(Collected data entries)
######
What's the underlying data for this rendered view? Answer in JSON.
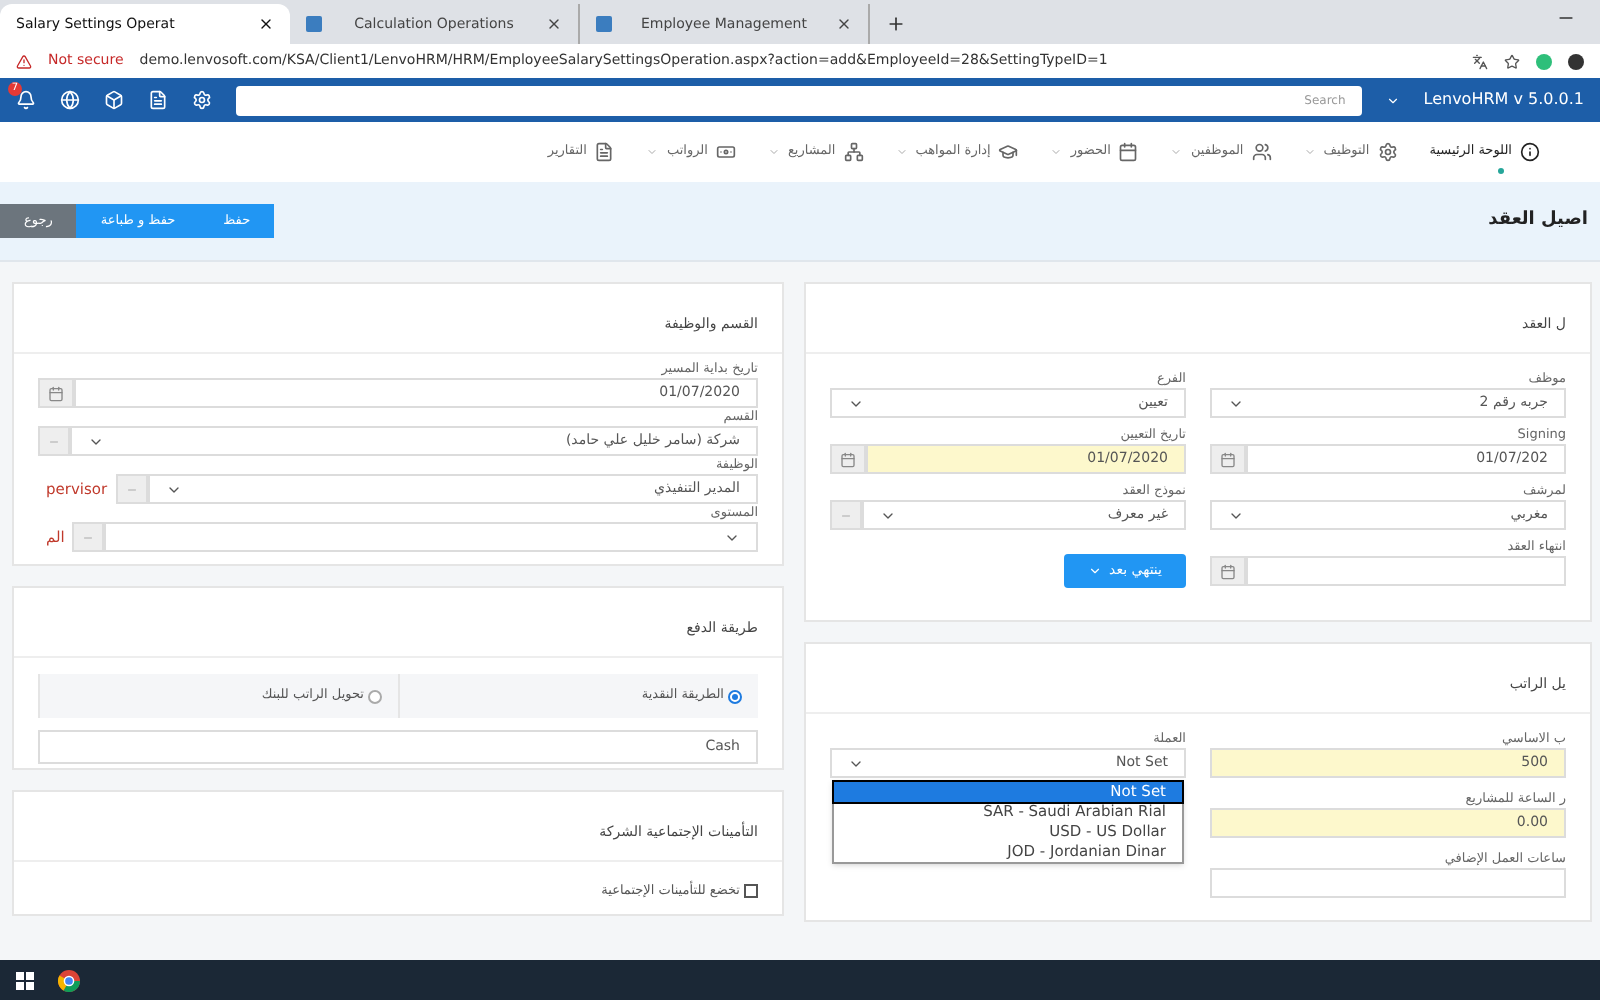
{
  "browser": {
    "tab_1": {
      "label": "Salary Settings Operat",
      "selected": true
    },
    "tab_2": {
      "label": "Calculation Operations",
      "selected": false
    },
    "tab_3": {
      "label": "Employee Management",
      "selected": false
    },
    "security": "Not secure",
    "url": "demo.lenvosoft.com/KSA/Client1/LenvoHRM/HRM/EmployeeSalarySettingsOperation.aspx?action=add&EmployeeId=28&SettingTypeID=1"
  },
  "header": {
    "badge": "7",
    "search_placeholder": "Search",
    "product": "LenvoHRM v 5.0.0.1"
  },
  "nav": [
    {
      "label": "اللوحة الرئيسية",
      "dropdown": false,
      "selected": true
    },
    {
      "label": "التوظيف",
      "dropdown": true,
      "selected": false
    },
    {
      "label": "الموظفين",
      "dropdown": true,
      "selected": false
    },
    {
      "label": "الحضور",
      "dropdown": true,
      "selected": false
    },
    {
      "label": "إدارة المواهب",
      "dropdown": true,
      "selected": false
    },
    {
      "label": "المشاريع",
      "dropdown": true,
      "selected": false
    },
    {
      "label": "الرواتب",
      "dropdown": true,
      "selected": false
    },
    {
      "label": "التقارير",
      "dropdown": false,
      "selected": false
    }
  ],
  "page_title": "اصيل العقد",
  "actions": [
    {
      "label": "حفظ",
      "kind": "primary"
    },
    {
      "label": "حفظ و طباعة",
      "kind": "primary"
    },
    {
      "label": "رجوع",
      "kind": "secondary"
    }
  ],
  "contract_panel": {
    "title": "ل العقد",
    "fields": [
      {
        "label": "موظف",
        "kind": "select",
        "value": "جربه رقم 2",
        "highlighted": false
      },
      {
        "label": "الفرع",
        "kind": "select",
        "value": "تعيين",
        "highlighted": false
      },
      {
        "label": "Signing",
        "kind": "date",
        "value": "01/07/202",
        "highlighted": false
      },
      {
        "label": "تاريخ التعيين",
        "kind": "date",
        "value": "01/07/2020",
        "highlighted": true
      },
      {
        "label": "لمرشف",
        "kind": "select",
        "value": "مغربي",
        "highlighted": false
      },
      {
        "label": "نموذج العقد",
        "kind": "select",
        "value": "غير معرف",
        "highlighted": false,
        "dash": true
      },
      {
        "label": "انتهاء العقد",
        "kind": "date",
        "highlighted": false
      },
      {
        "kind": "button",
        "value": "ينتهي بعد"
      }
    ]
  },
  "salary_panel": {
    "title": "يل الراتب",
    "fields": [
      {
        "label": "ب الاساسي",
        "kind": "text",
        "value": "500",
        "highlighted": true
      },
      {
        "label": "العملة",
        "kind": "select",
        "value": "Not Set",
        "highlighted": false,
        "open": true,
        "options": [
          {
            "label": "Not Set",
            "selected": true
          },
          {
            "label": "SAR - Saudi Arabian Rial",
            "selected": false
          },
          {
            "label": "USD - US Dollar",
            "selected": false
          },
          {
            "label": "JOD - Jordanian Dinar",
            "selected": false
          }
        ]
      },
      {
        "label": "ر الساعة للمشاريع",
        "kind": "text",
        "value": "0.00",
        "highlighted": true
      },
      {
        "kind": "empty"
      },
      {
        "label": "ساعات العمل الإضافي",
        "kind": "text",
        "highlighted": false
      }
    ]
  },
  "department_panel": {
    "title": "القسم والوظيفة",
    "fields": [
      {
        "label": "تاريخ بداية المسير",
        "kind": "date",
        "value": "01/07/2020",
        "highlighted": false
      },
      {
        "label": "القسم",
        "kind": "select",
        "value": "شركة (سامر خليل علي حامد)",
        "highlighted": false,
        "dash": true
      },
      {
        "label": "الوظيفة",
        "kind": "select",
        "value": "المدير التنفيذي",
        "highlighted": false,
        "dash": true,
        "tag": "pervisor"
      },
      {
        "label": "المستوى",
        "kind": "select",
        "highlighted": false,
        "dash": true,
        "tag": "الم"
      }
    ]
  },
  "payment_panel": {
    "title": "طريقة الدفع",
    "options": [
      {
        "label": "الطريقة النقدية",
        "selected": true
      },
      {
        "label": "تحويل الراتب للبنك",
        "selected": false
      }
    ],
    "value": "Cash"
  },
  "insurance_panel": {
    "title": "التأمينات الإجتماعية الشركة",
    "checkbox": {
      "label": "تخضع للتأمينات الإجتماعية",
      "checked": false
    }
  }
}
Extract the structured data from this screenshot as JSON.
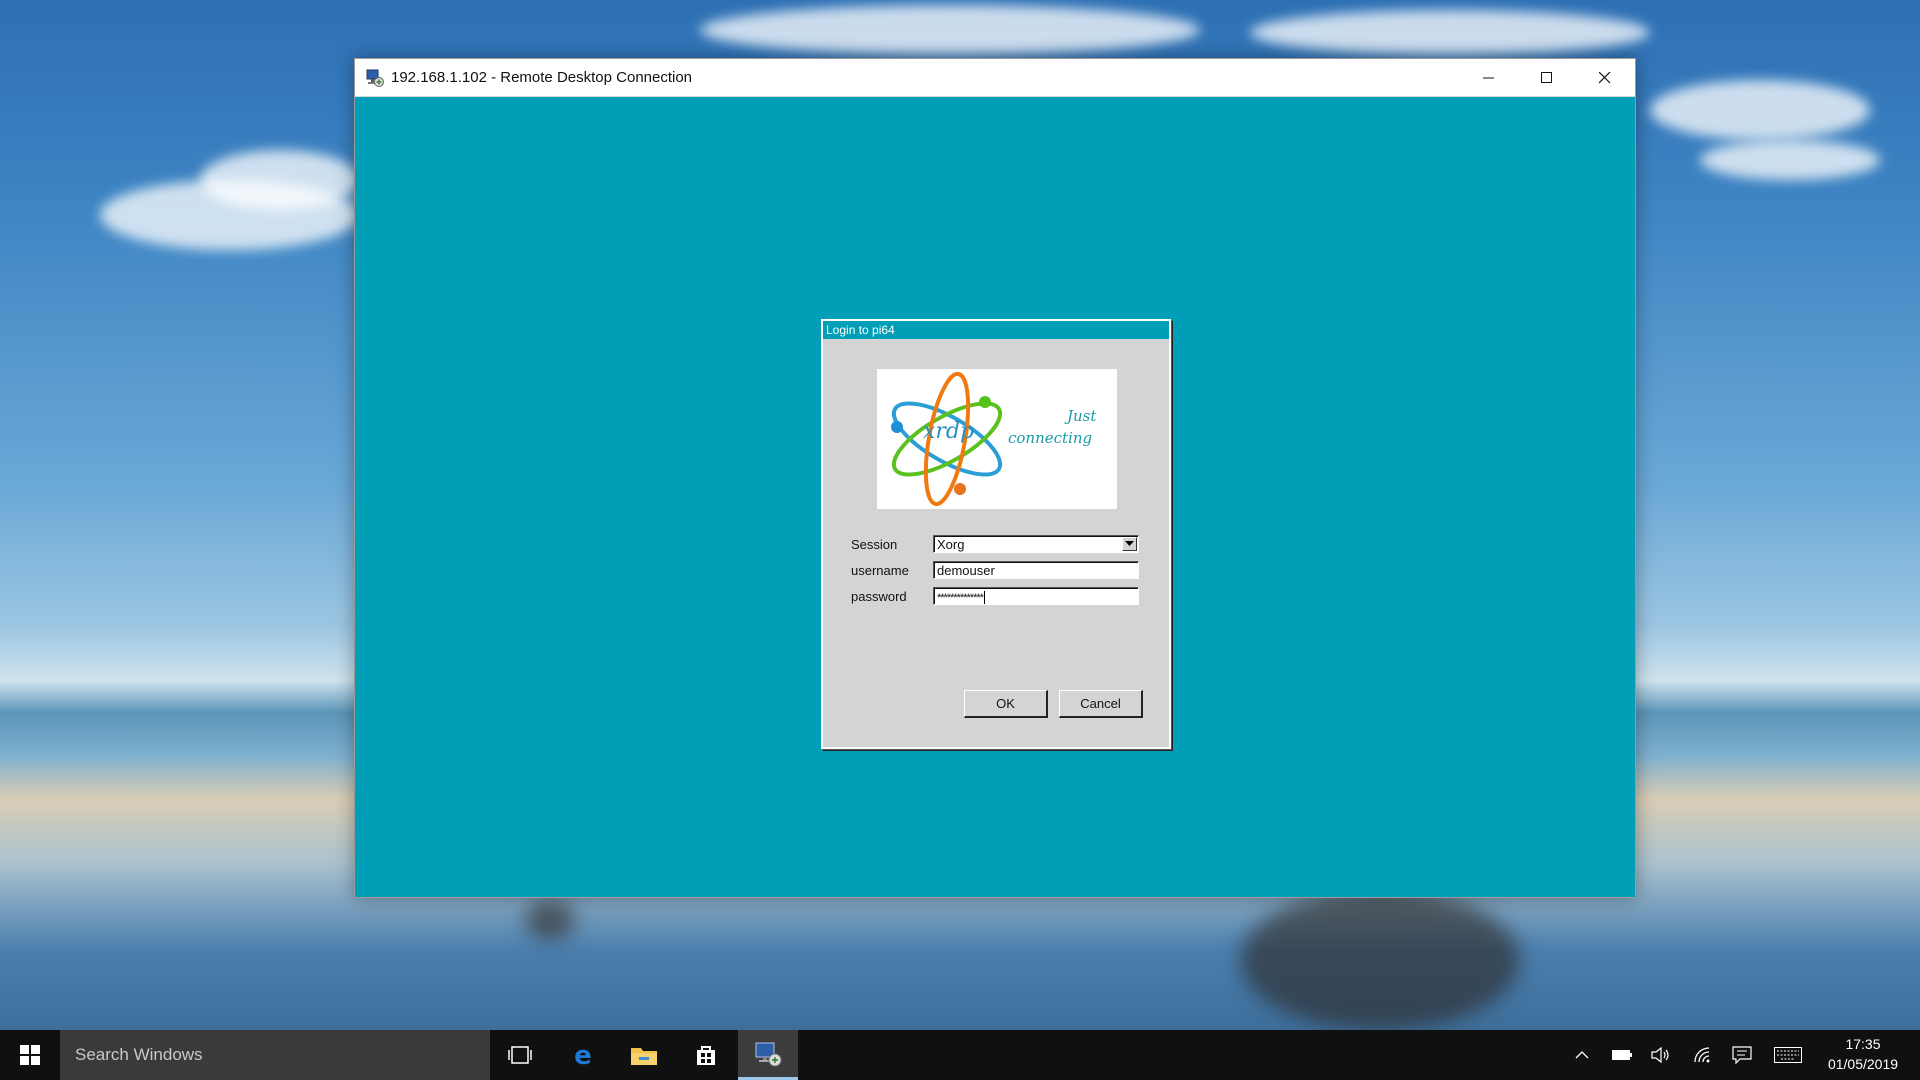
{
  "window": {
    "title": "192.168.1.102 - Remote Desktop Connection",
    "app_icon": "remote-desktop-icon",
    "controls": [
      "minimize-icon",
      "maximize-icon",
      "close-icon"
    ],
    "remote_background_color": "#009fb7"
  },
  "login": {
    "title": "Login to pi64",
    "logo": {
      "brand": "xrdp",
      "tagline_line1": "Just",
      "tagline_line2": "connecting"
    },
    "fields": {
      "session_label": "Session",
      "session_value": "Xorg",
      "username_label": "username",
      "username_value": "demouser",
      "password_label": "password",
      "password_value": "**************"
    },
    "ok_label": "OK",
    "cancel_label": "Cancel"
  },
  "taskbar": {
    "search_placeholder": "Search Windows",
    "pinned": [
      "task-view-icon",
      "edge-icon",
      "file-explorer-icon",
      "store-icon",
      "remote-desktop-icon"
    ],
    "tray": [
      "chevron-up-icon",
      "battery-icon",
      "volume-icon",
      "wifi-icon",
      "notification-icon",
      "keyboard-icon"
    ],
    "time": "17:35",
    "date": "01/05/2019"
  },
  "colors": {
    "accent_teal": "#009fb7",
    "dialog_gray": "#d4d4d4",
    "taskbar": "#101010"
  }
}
######
WORK REQUIRED: From the material above, gather all lines that include the string "تاريخ" and copy them.

CORRECT RESULT:
        "label": "تاريخ التعيين",
        "label": "تاريخ بداية المسير",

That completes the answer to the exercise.